PROBLEM TO WORK ON:
Return the listing word for word, as given.

(Saved entries)
— START —

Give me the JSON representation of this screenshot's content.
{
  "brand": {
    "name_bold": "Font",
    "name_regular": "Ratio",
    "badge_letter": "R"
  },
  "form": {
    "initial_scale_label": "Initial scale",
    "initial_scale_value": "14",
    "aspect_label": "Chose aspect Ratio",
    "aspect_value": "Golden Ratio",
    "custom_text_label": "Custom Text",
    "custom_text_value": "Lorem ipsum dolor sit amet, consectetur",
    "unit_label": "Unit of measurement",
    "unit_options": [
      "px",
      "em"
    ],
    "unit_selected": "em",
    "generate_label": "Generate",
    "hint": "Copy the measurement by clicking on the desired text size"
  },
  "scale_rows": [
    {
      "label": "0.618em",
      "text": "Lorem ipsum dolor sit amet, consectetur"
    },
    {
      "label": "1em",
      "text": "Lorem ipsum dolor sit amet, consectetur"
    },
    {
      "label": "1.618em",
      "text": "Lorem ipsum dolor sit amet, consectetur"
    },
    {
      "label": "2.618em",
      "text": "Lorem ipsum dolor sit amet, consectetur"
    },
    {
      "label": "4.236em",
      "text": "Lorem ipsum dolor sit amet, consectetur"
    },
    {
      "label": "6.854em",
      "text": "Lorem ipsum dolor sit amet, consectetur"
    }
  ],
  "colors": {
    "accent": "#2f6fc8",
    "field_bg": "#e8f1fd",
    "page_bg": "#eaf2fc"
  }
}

— END —

SOLUTION:
Give me the JSON representation of this screenshot's content.
{
  "brand": {
    "name_bold": "Font",
    "name_regular": "Ratio",
    "badge_letter": "R"
  },
  "form": {
    "initial_scale_label": "Initial scale",
    "initial_scale_value": "14",
    "aspect_label": "Chose aspect Ratio",
    "aspect_value": "Golden Ratio",
    "custom_text_label": "Custom Text",
    "custom_text_value": "Lorem ipsum dolor sit amet, consectetur",
    "unit_label": "Unit of measurement",
    "unit_options": [
      "px",
      "em"
    ],
    "unit_selected": "em",
    "generate_label": "Generate",
    "hint": "Copy the measurement by clicking on the desired text size"
  },
  "scale_rows": [
    {
      "label": "0.618em",
      "text": "Lorem ipsum dolor sit amet, consectetur"
    },
    {
      "label": "1em",
      "text": "Lorem ipsum dolor sit amet, consectetur"
    },
    {
      "label": "1.618em",
      "text": "Lorem ipsum dolor sit amet, consectetur"
    },
    {
      "label": "2.618em",
      "text": "Lorem ipsum dolor sit amet, consectetur"
    },
    {
      "label": "4.236em",
      "text": "Lorem ipsum dolor sit amet, consectetur"
    },
    {
      "label": "6.854em",
      "text": "Lorem ipsum dolor sit amet, consectetur"
    }
  ],
  "colors": {
    "accent": "#2f6fc8",
    "field_bg": "#e8f1fd",
    "page_bg": "#eaf2fc"
  }
}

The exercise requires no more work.